▶ **EXERCISE**:
Please print the full listing exactly.

Stored data

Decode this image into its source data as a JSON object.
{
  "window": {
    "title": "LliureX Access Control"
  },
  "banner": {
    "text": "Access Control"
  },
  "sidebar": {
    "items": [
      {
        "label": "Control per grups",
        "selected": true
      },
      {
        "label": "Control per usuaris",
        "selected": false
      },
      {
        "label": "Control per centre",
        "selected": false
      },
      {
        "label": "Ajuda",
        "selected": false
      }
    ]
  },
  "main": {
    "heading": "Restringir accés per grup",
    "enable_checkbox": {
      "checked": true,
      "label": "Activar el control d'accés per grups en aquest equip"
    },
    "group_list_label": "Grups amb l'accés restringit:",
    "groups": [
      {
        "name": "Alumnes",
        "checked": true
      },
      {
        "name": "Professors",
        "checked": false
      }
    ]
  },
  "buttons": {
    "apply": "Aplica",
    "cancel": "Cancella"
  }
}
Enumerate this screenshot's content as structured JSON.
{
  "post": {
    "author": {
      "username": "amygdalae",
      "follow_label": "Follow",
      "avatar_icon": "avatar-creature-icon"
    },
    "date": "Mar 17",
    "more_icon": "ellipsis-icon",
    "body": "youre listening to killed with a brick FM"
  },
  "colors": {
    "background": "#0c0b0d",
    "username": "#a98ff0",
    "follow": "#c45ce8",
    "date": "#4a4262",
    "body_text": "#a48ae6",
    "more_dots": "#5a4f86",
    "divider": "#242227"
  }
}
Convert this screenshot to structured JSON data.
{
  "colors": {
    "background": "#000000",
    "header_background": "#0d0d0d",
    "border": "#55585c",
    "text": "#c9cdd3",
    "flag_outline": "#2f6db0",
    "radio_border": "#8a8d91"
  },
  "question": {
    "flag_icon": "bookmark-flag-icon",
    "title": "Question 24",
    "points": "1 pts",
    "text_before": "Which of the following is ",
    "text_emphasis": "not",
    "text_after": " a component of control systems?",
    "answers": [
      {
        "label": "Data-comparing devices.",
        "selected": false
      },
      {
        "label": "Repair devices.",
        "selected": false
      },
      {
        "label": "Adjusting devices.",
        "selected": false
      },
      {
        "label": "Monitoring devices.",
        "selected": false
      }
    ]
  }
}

▶ **OUTPUT**:
Decode this image into its source data as a JSON object.
{
  "window": {
    "title": "LliureX Access Control"
  },
  "banner": {
    "text": "Access Control"
  },
  "sidebar": {
    "items": [
      {
        "label": "Control per grups",
        "selected": true
      },
      {
        "label": "Control per usuaris",
        "selected": false
      },
      {
        "label": "Control per centre",
        "selected": false
      },
      {
        "label": "Ajuda",
        "selected": false
      }
    ]
  },
  "main": {
    "heading": "Restringir accés per grup",
    "enable_checkbox": {
      "checked": true,
      "label": "Activar el control d'accés per grups en aquest equip"
    },
    "group_list_label": "Grups amb l'accés restringit:",
    "groups": [
      {
        "name": "Alumnes",
        "checked": true
      },
      {
        "name": "Professors",
        "checked": false
      }
    ]
  },
  "buttons": {
    "apply": "Aplica",
    "cancel": "Cancella"
  }
}
Enumerate this screenshot's content as structured JSON.
{
  "post": {
    "author": {
      "username": "amygdalae",
      "follow_label": "Follow",
      "avatar_icon": "avatar-creature-icon"
    },
    "date": "Mar 17",
    "more_icon": "ellipsis-icon",
    "body": "youre listening to killed with a brick FM"
  },
  "colors": {
    "background": "#0c0b0d",
    "username": "#a98ff0",
    "follow": "#c45ce8",
    "date": "#4a4262",
    "body_text": "#a48ae6",
    "more_dots": "#5a4f86",
    "divider": "#242227"
  }
}
Convert this screenshot to structured JSON data.
{
  "colors": {
    "background": "#000000",
    "header_background": "#0d0d0d",
    "border": "#55585c",
    "text": "#c9cdd3",
    "flag_outline": "#2f6db0",
    "radio_border": "#8a8d91"
  },
  "question": {
    "flag_icon": "bookmark-flag-icon",
    "title": "Question 24",
    "points": "1 pts",
    "text_before": "Which of the following is ",
    "text_emphasis": "not",
    "text_after": " a component of control systems?",
    "answers": [
      {
        "label": "Data-comparing devices.",
        "selected": false
      },
      {
        "label": "Repair devices.",
        "selected": false
      },
      {
        "label": "Adjusting devices.",
        "selected": false
      },
      {
        "label": "Monitoring devices.",
        "selected": false
      }
    ]
  }
}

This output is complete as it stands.